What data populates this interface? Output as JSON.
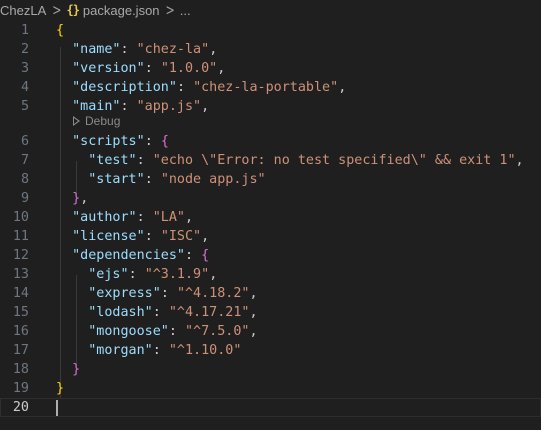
{
  "breadcrumb": {
    "folder": "ChezLA",
    "separator": ">",
    "file": "package.json",
    "file_icon": "json-braces-icon",
    "symbol_ellipsis": "..."
  },
  "codelens": {
    "label": "Debug",
    "icon": "play-icon"
  },
  "editor": {
    "active_line": 20,
    "line_numbers": [
      "1",
      "2",
      "3",
      "4",
      "5",
      "6",
      "7",
      "8",
      "9",
      "10",
      "11",
      "12",
      "13",
      "14",
      "15",
      "16",
      "17",
      "18",
      "19",
      "20"
    ],
    "lines": [
      [
        {
          "t": "{",
          "c": "b1"
        }
      ],
      [
        {
          "t": "  \"name\"",
          "c": "k"
        },
        {
          "t": ": ",
          "c": "p"
        },
        {
          "t": "\"chez-la\"",
          "c": "s"
        },
        {
          "t": ",",
          "c": "p"
        }
      ],
      [
        {
          "t": "  \"version\"",
          "c": "k"
        },
        {
          "t": ": ",
          "c": "p"
        },
        {
          "t": "\"1.0.0\"",
          "c": "s"
        },
        {
          "t": ",",
          "c": "p"
        }
      ],
      [
        {
          "t": "  \"description\"",
          "c": "k"
        },
        {
          "t": ": ",
          "c": "p"
        },
        {
          "t": "\"chez-la-portable\"",
          "c": "s"
        },
        {
          "t": ",",
          "c": "p"
        }
      ],
      [
        {
          "t": "  \"main\"",
          "c": "k"
        },
        {
          "t": ": ",
          "c": "p"
        },
        {
          "t": "\"app.js\"",
          "c": "s"
        },
        {
          "t": ",",
          "c": "p"
        }
      ],
      [
        {
          "t": "  \"scripts\"",
          "c": "k"
        },
        {
          "t": ": ",
          "c": "p"
        },
        {
          "t": "{",
          "c": "b2"
        }
      ],
      [
        {
          "t": "    \"test\"",
          "c": "k"
        },
        {
          "t": ": ",
          "c": "p"
        },
        {
          "t": "\"echo \\\"Error: no test specified\\\" && exit 1\"",
          "c": "s"
        },
        {
          "t": ",",
          "c": "p"
        }
      ],
      [
        {
          "t": "    \"start\"",
          "c": "k"
        },
        {
          "t": ": ",
          "c": "p"
        },
        {
          "t": "\"node app.js\"",
          "c": "s"
        }
      ],
      [
        {
          "t": "  }",
          "c": "b2"
        },
        {
          "t": ",",
          "c": "p"
        }
      ],
      [
        {
          "t": "  \"author\"",
          "c": "k"
        },
        {
          "t": ": ",
          "c": "p"
        },
        {
          "t": "\"LA\"",
          "c": "s"
        },
        {
          "t": ",",
          "c": "p"
        }
      ],
      [
        {
          "t": "  \"license\"",
          "c": "k"
        },
        {
          "t": ": ",
          "c": "p"
        },
        {
          "t": "\"ISC\"",
          "c": "s"
        },
        {
          "t": ",",
          "c": "p"
        }
      ],
      [
        {
          "t": "  \"dependencies\"",
          "c": "k"
        },
        {
          "t": ": ",
          "c": "p"
        },
        {
          "t": "{",
          "c": "b2"
        }
      ],
      [
        {
          "t": "    \"ejs\"",
          "c": "k"
        },
        {
          "t": ": ",
          "c": "p"
        },
        {
          "t": "\"^3.1.9\"",
          "c": "s"
        },
        {
          "t": ",",
          "c": "p"
        }
      ],
      [
        {
          "t": "    \"express\"",
          "c": "k"
        },
        {
          "t": ": ",
          "c": "p"
        },
        {
          "t": "\"^4.18.2\"",
          "c": "s"
        },
        {
          "t": ",",
          "c": "p"
        }
      ],
      [
        {
          "t": "    \"lodash\"",
          "c": "k"
        },
        {
          "t": ": ",
          "c": "p"
        },
        {
          "t": "\"^4.17.21\"",
          "c": "s"
        },
        {
          "t": ",",
          "c": "p"
        }
      ],
      [
        {
          "t": "    \"mongoose\"",
          "c": "k"
        },
        {
          "t": ": ",
          "c": "p"
        },
        {
          "t": "\"^7.5.0\"",
          "c": "s"
        },
        {
          "t": ",",
          "c": "p"
        }
      ],
      [
        {
          "t": "    \"morgan\"",
          "c": "k"
        },
        {
          "t": ": ",
          "c": "p"
        },
        {
          "t": "\"^1.10.0\"",
          "c": "s"
        }
      ],
      [
        {
          "t": "  }",
          "c": "b2"
        }
      ],
      [
        {
          "t": "}",
          "c": "b1"
        }
      ],
      []
    ]
  },
  "colors": {
    "background": "#1f1f1f",
    "key": "#9cdcfe",
    "string": "#ce9178",
    "bracket_level1": "#ffd700",
    "bracket_level2": "#da70d6",
    "line_number": "#6e7681"
  }
}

- - -

## Aim of the exercise
List each line of the records that holds the string "icon".

## Task answer
    "file_icon": "json-braces-icon",
    "icon": "play-icon"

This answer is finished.